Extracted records
** start **

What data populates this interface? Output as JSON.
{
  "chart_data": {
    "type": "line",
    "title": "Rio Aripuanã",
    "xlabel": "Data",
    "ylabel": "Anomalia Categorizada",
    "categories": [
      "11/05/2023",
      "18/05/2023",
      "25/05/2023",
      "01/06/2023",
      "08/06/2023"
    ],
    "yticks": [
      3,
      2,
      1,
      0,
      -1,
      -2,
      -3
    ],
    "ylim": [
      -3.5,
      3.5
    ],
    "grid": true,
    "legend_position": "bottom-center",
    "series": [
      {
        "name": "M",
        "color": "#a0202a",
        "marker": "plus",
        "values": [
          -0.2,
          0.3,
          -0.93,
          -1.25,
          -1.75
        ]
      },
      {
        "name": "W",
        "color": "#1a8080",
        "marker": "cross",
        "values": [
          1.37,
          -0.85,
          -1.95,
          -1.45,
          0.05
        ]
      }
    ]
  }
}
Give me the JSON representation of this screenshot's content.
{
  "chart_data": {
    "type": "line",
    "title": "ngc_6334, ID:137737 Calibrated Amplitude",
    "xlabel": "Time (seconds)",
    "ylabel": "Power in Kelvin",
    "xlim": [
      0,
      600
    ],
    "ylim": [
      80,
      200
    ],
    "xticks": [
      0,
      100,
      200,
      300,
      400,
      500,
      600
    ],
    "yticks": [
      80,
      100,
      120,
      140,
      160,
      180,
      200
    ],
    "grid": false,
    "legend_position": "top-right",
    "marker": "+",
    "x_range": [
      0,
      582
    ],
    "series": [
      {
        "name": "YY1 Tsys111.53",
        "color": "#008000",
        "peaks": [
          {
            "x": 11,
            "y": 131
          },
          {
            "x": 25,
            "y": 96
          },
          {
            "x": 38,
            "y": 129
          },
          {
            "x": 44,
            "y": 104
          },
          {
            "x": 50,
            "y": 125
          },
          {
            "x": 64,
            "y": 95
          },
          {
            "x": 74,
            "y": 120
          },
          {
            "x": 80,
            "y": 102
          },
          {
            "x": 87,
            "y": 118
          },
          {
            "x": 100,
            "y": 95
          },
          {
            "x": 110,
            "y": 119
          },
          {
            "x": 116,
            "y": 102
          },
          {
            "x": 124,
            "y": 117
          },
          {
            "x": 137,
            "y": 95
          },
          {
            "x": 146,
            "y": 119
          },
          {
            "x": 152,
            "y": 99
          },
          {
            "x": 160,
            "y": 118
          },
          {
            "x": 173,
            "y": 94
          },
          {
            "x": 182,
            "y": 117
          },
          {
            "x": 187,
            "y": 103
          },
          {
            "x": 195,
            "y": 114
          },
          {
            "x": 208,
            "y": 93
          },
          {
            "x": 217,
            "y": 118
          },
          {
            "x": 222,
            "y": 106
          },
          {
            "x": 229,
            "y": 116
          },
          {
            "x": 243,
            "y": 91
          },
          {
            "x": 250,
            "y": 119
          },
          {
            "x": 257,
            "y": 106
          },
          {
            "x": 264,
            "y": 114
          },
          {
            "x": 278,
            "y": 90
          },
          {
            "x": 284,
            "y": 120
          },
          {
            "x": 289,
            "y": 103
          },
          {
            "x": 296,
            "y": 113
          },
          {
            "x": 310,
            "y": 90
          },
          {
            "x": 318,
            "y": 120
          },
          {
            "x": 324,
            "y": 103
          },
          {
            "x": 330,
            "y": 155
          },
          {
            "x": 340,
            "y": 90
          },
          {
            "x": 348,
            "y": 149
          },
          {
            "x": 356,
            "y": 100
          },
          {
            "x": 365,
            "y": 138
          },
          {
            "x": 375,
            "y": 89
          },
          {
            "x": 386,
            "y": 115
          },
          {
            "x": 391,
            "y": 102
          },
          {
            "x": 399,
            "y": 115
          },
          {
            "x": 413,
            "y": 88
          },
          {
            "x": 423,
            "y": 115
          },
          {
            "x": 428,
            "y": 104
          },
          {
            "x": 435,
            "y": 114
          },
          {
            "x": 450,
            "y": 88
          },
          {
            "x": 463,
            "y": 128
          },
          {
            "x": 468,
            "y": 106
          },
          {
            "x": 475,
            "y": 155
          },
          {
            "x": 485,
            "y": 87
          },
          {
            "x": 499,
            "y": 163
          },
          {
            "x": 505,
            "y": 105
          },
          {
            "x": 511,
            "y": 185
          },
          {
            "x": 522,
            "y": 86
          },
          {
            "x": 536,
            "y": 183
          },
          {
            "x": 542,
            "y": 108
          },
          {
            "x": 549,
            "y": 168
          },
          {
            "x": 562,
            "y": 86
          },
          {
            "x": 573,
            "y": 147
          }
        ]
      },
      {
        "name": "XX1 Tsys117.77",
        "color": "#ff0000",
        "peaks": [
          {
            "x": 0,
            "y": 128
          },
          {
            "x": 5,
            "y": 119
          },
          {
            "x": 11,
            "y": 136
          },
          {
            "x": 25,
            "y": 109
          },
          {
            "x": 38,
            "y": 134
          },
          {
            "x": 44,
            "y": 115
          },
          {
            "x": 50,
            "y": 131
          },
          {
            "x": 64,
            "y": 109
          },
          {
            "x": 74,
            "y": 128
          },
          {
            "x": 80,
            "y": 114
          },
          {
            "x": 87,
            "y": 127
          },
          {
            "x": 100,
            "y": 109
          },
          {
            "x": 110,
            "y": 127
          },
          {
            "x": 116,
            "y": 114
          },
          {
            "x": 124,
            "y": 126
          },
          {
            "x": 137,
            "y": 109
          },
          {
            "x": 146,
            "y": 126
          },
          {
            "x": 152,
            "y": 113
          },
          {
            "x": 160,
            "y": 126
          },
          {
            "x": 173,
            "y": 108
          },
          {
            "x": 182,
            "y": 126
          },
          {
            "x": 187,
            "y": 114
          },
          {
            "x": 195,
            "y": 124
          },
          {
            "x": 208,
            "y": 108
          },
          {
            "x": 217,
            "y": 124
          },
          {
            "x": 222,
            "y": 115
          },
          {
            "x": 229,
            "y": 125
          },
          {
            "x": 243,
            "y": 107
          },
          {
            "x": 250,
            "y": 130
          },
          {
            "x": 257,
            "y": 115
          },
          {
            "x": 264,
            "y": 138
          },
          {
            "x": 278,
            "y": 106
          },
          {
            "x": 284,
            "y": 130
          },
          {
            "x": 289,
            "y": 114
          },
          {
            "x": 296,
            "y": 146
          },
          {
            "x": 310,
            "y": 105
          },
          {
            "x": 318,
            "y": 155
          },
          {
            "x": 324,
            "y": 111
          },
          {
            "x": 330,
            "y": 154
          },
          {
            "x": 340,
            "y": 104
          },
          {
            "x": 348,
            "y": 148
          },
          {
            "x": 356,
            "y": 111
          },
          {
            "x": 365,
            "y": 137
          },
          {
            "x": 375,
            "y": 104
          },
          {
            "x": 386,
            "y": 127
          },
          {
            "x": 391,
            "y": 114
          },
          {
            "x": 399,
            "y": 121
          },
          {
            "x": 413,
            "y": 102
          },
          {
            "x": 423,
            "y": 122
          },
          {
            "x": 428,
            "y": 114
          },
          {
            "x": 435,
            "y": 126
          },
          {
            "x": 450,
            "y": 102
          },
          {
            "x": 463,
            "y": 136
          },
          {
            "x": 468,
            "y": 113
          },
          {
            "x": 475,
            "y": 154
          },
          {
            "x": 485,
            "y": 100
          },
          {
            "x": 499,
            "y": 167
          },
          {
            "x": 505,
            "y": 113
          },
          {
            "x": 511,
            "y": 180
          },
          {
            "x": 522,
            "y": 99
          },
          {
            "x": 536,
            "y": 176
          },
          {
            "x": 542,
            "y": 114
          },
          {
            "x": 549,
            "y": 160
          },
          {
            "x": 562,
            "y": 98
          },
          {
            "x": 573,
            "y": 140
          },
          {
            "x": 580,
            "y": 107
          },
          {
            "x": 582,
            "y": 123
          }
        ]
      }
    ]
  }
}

** end **

◆ **GIVEN REQUEST**:
Within the listing above, find every line containing the string "JSON" and return it.

◆ **WRITTEN RESPONSE**:
What data populates this interface? Output as JSON.
Give me the JSON representation of this screenshot's content.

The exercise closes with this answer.